_Task statement_. Below is a block of records. Copy every line in it that contains the word "solution".
BEGIN Extracted information
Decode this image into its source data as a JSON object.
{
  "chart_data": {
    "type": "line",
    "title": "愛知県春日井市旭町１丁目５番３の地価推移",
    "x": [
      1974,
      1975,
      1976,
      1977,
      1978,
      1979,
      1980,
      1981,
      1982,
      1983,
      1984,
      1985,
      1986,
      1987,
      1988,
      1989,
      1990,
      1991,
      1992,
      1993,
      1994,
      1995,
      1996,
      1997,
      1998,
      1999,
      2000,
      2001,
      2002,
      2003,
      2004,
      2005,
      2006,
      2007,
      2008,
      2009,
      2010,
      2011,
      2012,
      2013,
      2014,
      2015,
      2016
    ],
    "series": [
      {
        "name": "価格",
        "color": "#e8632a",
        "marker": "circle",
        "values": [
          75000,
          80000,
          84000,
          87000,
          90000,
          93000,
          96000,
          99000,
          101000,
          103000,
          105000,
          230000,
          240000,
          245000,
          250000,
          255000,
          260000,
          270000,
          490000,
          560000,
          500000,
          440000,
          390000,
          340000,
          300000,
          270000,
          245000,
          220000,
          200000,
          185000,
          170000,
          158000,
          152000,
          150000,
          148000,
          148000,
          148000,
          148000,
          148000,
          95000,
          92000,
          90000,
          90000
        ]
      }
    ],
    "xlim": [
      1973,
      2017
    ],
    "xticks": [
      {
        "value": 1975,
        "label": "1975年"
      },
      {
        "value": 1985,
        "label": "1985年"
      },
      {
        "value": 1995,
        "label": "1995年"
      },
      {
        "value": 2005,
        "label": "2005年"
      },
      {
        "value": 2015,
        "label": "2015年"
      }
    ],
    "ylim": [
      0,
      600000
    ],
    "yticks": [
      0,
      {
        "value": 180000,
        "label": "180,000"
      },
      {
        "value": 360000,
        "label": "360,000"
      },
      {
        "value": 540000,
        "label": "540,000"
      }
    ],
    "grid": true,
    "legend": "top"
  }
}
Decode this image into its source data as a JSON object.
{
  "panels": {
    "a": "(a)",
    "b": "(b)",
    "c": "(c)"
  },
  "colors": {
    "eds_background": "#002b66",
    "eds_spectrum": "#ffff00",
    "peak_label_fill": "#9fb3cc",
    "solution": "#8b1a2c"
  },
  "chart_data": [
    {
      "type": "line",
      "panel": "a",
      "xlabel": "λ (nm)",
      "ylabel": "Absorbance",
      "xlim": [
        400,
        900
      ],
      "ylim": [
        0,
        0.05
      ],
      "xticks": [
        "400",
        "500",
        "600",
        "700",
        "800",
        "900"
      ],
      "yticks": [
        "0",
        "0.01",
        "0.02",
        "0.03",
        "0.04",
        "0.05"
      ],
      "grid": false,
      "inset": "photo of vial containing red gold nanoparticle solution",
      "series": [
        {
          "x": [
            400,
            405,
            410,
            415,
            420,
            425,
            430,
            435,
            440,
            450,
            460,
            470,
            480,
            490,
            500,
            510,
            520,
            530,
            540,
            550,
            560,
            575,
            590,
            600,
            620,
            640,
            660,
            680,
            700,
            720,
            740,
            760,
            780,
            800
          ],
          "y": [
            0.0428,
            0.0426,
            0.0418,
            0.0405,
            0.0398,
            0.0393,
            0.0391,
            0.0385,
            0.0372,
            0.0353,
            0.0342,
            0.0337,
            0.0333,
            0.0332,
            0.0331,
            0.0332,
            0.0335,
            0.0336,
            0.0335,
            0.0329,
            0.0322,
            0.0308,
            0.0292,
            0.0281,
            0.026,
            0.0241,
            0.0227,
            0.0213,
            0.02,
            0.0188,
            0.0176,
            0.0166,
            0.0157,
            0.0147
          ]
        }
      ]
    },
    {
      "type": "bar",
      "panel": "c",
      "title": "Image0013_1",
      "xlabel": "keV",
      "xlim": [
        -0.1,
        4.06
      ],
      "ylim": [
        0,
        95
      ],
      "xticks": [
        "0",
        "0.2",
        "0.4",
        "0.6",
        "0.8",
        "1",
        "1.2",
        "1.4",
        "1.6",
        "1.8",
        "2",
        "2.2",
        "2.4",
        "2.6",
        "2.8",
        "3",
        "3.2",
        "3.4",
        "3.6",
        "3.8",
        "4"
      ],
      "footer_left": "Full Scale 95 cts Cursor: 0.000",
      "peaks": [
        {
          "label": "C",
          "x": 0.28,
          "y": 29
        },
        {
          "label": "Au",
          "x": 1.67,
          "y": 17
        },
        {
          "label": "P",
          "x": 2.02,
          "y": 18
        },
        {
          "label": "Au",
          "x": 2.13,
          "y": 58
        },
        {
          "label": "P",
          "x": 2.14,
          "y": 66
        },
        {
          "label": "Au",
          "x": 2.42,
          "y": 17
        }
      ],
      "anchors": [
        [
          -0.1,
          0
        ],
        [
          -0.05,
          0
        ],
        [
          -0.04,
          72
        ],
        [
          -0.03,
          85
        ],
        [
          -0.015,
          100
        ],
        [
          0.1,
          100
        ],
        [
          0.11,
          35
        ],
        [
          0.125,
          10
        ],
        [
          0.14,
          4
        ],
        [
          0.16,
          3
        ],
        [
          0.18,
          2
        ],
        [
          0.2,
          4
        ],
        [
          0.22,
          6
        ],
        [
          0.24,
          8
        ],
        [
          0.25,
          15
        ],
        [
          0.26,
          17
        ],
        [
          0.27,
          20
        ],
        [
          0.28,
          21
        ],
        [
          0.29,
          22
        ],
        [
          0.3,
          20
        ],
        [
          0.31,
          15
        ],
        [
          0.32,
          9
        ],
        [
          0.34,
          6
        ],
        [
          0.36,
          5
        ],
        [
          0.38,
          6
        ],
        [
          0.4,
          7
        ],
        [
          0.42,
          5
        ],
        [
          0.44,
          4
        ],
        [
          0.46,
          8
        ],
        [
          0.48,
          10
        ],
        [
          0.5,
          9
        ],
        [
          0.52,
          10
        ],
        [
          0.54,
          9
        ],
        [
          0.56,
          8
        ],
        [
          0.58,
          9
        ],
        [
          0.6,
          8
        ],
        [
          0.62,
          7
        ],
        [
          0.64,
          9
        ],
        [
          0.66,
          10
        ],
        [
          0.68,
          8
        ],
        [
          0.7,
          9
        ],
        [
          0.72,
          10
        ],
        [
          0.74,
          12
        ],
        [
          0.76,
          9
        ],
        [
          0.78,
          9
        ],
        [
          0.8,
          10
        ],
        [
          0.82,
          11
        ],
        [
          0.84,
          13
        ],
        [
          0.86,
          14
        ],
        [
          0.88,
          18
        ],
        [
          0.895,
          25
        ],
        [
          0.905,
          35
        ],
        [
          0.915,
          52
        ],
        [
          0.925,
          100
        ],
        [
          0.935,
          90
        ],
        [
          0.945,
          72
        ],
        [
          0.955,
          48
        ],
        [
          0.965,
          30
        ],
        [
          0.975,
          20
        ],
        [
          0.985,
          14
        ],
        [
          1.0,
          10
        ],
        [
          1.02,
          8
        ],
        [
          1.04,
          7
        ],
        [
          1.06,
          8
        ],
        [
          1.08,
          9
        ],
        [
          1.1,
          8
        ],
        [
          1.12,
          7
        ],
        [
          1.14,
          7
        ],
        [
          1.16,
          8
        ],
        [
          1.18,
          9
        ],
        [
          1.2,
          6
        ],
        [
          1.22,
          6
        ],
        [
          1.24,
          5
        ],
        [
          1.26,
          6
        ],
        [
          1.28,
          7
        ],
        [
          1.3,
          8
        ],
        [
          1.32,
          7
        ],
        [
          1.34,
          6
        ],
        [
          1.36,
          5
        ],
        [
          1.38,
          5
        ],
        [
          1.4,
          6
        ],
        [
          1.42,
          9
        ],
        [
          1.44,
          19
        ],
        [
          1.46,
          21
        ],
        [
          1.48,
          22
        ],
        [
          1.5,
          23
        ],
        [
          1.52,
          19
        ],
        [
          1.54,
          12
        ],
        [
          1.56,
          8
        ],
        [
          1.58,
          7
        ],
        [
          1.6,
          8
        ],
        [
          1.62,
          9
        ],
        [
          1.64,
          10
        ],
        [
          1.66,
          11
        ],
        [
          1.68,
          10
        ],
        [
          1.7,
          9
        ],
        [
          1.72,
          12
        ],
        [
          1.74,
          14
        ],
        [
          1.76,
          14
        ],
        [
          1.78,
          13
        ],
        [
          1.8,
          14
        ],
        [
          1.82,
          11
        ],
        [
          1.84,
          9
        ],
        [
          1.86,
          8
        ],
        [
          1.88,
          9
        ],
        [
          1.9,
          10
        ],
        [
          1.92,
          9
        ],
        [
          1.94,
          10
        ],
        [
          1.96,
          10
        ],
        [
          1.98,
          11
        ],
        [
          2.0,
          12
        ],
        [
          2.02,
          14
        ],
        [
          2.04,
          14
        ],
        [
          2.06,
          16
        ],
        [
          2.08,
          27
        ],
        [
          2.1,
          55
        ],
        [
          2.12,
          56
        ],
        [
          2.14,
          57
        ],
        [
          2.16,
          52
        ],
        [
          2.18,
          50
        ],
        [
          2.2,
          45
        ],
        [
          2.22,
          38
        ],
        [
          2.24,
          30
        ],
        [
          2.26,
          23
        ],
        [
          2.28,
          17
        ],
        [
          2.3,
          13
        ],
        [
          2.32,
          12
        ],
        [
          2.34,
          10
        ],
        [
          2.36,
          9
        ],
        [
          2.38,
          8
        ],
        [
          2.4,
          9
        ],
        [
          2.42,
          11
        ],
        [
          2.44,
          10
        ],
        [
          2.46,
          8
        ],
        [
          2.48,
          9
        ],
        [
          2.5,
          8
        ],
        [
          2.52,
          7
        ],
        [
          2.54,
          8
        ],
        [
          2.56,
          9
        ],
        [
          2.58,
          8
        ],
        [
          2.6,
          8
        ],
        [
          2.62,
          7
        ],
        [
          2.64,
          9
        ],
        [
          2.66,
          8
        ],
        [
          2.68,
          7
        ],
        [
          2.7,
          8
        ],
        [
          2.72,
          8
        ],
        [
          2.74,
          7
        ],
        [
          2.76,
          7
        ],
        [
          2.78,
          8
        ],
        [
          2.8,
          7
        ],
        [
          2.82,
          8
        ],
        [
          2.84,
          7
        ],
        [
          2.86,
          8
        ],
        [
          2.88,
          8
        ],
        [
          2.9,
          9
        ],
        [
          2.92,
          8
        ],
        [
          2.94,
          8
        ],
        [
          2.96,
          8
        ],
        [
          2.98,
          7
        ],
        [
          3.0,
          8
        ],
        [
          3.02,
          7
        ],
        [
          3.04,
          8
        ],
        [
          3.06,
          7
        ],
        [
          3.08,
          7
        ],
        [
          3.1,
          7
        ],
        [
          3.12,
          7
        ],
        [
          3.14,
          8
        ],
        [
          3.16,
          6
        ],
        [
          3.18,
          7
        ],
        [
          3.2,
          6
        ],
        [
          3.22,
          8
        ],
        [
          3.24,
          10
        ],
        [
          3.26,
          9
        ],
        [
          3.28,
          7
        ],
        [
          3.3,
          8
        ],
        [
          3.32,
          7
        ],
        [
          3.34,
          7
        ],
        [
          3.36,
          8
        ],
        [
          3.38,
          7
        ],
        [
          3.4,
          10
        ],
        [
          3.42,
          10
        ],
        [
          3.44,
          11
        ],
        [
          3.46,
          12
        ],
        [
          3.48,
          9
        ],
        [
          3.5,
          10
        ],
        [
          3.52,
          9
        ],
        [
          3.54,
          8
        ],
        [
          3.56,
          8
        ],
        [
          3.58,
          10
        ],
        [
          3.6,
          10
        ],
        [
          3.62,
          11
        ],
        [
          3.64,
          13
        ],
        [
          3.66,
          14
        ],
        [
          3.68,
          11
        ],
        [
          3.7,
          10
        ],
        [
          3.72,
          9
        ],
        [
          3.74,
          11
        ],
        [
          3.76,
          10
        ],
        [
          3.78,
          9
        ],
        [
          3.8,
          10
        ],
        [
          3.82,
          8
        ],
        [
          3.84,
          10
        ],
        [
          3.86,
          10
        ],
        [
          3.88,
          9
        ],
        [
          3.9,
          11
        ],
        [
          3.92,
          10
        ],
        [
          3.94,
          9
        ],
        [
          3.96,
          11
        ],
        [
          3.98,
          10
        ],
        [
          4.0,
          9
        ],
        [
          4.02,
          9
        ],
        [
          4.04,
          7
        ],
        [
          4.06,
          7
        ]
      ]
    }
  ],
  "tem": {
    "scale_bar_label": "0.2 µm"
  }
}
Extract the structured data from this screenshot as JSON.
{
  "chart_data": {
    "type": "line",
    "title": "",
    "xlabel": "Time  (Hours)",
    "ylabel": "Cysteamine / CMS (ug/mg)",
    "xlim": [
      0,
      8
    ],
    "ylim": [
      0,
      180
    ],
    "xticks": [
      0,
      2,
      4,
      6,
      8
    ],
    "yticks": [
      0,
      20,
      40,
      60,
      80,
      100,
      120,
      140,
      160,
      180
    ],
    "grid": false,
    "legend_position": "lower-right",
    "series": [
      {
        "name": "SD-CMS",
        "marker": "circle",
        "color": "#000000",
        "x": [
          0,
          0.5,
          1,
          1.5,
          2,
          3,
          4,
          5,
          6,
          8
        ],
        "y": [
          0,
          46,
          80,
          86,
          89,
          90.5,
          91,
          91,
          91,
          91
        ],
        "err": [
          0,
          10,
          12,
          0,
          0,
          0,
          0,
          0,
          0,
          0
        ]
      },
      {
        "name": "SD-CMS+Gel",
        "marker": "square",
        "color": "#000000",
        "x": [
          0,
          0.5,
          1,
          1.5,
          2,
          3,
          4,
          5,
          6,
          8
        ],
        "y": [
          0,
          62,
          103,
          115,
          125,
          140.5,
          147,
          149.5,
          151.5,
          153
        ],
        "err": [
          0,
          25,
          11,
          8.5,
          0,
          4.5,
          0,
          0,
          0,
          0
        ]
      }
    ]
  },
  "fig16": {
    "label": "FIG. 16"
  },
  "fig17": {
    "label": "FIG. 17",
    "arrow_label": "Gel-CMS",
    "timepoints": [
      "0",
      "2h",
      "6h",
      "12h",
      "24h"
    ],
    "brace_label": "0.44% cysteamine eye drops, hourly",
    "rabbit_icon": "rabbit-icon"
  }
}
END Extracted information
_Expected answer_.
    "solution": "#8b1a2c"
      "inset": "photo of vial containing red gold nanoparticle solution",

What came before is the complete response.